__WHAT YOU SHOULD DO__
Send back the records in full, character for character.

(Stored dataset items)
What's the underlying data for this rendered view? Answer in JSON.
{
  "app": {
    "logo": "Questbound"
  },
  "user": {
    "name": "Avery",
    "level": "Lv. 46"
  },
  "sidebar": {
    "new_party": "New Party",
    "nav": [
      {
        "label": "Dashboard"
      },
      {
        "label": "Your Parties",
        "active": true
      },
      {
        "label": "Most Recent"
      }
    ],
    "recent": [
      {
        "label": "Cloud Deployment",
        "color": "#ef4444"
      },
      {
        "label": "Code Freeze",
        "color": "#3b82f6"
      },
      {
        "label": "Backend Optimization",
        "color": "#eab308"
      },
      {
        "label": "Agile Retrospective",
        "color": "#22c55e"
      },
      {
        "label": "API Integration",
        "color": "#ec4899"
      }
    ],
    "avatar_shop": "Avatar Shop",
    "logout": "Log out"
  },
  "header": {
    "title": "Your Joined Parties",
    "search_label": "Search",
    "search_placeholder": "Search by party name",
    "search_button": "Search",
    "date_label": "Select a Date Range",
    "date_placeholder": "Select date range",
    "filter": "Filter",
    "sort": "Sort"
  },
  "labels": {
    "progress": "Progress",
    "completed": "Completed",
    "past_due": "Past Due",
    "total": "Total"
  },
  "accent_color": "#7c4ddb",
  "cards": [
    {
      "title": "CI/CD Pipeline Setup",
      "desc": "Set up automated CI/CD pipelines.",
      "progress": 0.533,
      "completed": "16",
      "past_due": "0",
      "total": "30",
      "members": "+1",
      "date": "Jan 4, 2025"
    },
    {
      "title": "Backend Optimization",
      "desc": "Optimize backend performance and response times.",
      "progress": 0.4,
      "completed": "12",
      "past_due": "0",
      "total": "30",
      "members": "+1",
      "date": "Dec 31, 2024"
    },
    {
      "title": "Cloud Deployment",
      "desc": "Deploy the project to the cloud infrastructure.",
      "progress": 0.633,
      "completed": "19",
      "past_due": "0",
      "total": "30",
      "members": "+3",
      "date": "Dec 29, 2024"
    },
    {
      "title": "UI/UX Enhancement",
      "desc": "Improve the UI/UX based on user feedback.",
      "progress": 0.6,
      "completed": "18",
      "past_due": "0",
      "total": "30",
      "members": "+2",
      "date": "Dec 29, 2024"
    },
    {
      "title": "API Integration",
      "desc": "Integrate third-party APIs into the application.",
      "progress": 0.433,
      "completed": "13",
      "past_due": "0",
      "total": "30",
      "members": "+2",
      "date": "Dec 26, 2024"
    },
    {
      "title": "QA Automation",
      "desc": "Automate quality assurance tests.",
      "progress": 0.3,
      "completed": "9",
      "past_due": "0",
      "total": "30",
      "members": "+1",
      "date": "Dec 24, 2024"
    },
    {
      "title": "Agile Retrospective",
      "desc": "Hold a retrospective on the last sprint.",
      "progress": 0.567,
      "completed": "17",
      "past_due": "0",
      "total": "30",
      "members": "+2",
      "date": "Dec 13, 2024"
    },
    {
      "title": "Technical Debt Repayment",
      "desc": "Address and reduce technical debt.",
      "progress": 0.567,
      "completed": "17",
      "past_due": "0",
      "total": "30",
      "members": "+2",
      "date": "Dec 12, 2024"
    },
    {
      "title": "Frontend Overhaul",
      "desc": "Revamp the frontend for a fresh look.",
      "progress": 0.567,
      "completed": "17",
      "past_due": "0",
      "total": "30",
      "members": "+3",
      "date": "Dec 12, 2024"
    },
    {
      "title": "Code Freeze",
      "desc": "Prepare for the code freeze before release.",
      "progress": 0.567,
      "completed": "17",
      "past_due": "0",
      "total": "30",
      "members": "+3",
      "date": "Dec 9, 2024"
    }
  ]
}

__THE ANSWER__
What's the underlying data for this rendered view? Answer in JSON.
{
  "app": {
    "logo": "Questbound"
  },
  "user": {
    "name": "Avery",
    "level": "Lv. 46"
  },
  "sidebar": {
    "new_party": "New Party",
    "nav": [
      {
        "label": "Dashboard"
      },
      {
        "label": "Your Parties",
        "active": true
      },
      {
        "label": "Most Recent"
      }
    ],
    "recent": [
      {
        "label": "Cloud Deployment",
        "color": "#ef4444"
      },
      {
        "label": "Code Freeze",
        "color": "#3b82f6"
      },
      {
        "label": "Backend Optimization",
        "color": "#eab308"
      },
      {
        "label": "Agile Retrospective",
        "color": "#22c55e"
      },
      {
        "label": "API Integration",
        "color": "#ec4899"
      }
    ],
    "avatar_shop": "Avatar Shop",
    "logout": "Log out"
  },
  "header": {
    "title": "Your Joined Parties",
    "search_label": "Search",
    "search_placeholder": "Search by party name",
    "search_button": "Search",
    "date_label": "Select a Date Range",
    "date_placeholder": "Select date range",
    "filter": "Filter",
    "sort": "Sort"
  },
  "labels": {
    "progress": "Progress",
    "completed": "Completed",
    "past_due": "Past Due",
    "total": "Total"
  },
  "accent_color": "#7c4ddb",
  "cards": [
    {
      "title": "CI/CD Pipeline Setup",
      "desc": "Set up automated CI/CD pipelines.",
      "progress": 0.533,
      "completed": "16",
      "past_due": "0",
      "total": "30",
      "members": "+1",
      "date": "Jan 4, 2025"
    },
    {
      "title": "Backend Optimization",
      "desc": "Optimize backend performance and response times.",
      "progress": 0.4,
      "completed": "12",
      "past_due": "0",
      "total": "30",
      "members": "+1",
      "date": "Dec 31, 2024"
    },
    {
      "title": "Cloud Deployment",
      "desc": "Deploy the project to the cloud infrastructure.",
      "progress": 0.633,
      "completed": "19",
      "past_due": "0",
      "total": "30",
      "members": "+3",
      "date": "Dec 29, 2024"
    },
    {
      "title": "UI/UX Enhancement",
      "desc": "Improve the UI/UX based on user feedback.",
      "progress": 0.6,
      "completed": "18",
      "past_due": "0",
      "total": "30",
      "members": "+2",
      "date": "Dec 29, 2024"
    },
    {
      "title": "API Integration",
      "desc": "Integrate third-party APIs into the application.",
      "progress": 0.433,
      "completed": "13",
      "past_due": "0",
      "total": "30",
      "members": "+2",
      "date": "Dec 26, 2024"
    },
    {
      "title": "QA Automation",
      "desc": "Automate quality assurance tests.",
      "progress": 0.3,
      "completed": "9",
      "past_due": "0",
      "total": "30",
      "members": "+1",
      "date": "Dec 24, 2024"
    },
    {
      "title": "Agile Retrospective",
      "desc": "Hold a retrospective on the last sprint.",
      "progress": 0.567,
      "completed": "17",
      "past_due": "0",
      "total": "30",
      "members": "+2",
      "date": "Dec 13, 2024"
    },
    {
      "title": "Technical Debt Repayment",
      "desc": "Address and reduce technical debt.",
      "progress": 0.567,
      "completed": "17",
      "past_due": "0",
      "total": "30",
      "members": "+2",
      "date": "Dec 12, 2024"
    },
    {
      "title": "Frontend Overhaul",
      "desc": "Revamp the frontend for a fresh look.",
      "progress": 0.567,
      "completed": "17",
      "past_due": "0",
      "total": "30",
      "members": "+3",
      "date": "Dec 12, 2024"
    },
    {
      "title": "Code Freeze",
      "desc": "Prepare for the code freeze before release.",
      "progress": 0.567,
      "completed": "17",
      "past_due": "0",
      "total": "30",
      "members": "+3",
      "date": "Dec 9, 2024"
    }
  ]
}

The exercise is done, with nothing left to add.